**PROBLEM REQUIREMENTS:** Please give the listing again, word for word, with nothing left out.

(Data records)
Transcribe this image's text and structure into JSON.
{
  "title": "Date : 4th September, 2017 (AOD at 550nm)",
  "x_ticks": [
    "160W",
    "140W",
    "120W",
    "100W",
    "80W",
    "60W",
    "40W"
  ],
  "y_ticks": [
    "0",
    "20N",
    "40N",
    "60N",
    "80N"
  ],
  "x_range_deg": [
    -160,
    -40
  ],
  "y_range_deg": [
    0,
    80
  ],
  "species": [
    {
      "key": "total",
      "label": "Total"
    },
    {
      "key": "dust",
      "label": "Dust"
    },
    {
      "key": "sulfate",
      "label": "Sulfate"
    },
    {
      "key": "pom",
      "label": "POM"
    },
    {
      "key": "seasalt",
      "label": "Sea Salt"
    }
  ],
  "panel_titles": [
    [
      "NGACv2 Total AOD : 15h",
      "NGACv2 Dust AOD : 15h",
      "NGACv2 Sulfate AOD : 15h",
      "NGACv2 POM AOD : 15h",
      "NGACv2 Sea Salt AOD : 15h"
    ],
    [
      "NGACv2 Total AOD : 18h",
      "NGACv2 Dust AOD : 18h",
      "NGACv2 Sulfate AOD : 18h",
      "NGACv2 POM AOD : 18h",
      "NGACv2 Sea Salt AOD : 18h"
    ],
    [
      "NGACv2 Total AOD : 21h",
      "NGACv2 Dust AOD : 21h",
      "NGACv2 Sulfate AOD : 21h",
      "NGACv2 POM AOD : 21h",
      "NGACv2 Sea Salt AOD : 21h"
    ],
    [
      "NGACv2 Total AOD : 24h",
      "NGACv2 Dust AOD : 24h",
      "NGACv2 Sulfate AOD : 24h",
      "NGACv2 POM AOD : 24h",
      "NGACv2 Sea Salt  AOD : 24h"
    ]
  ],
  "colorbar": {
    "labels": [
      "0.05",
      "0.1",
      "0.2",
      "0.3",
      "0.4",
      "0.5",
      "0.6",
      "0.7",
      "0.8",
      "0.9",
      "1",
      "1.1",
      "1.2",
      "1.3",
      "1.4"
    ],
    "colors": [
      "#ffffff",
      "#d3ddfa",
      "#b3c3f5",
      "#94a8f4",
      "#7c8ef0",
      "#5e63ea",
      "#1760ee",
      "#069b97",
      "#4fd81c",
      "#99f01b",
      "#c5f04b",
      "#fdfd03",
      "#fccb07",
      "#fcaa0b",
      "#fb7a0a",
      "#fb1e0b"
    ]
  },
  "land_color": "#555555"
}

**OUTPUT BELOW:**
Transcribe this image's text and structure into JSON.
{
  "title": "Date : 4th September, 2017 (AOD at 550nm)",
  "x_ticks": [
    "160W",
    "140W",
    "120W",
    "100W",
    "80W",
    "60W",
    "40W"
  ],
  "y_ticks": [
    "0",
    "20N",
    "40N",
    "60N",
    "80N"
  ],
  "x_range_deg": [
    -160,
    -40
  ],
  "y_range_deg": [
    0,
    80
  ],
  "species": [
    {
      "key": "total",
      "label": "Total"
    },
    {
      "key": "dust",
      "label": "Dust"
    },
    {
      "key": "sulfate",
      "label": "Sulfate"
    },
    {
      "key": "pom",
      "label": "POM"
    },
    {
      "key": "seasalt",
      "label": "Sea Salt"
    }
  ],
  "panel_titles": [
    [
      "NGACv2 Total AOD : 15h",
      "NGACv2 Dust AOD : 15h",
      "NGACv2 Sulfate AOD : 15h",
      "NGACv2 POM AOD : 15h",
      "NGACv2 Sea Salt AOD : 15h"
    ],
    [
      "NGACv2 Total AOD : 18h",
      "NGACv2 Dust AOD : 18h",
      "NGACv2 Sulfate AOD : 18h",
      "NGACv2 POM AOD : 18h",
      "NGACv2 Sea Salt AOD : 18h"
    ],
    [
      "NGACv2 Total AOD : 21h",
      "NGACv2 Dust AOD : 21h",
      "NGACv2 Sulfate AOD : 21h",
      "NGACv2 POM AOD : 21h",
      "NGACv2 Sea Salt AOD : 21h"
    ],
    [
      "NGACv2 Total AOD : 24h",
      "NGACv2 Dust AOD : 24h",
      "NGACv2 Sulfate AOD : 24h",
      "NGACv2 POM AOD : 24h",
      "NGACv2 Sea Salt  AOD : 24h"
    ]
  ],
  "colorbar": {
    "labels": [
      "0.05",
      "0.1",
      "0.2",
      "0.3",
      "0.4",
      "0.5",
      "0.6",
      "0.7",
      "0.8",
      "0.9",
      "1",
      "1.1",
      "1.2",
      "1.3",
      "1.4"
    ],
    "colors": [
      "#ffffff",
      "#d3ddfa",
      "#b3c3f5",
      "#94a8f4",
      "#7c8ef0",
      "#5e63ea",
      "#1760ee",
      "#069b97",
      "#4fd81c",
      "#99f01b",
      "#c5f04b",
      "#fdfd03",
      "#fccb07",
      "#fcaa0b",
      "#fb7a0a",
      "#fb1e0b"
    ]
  },
  "land_color": "#555555"
}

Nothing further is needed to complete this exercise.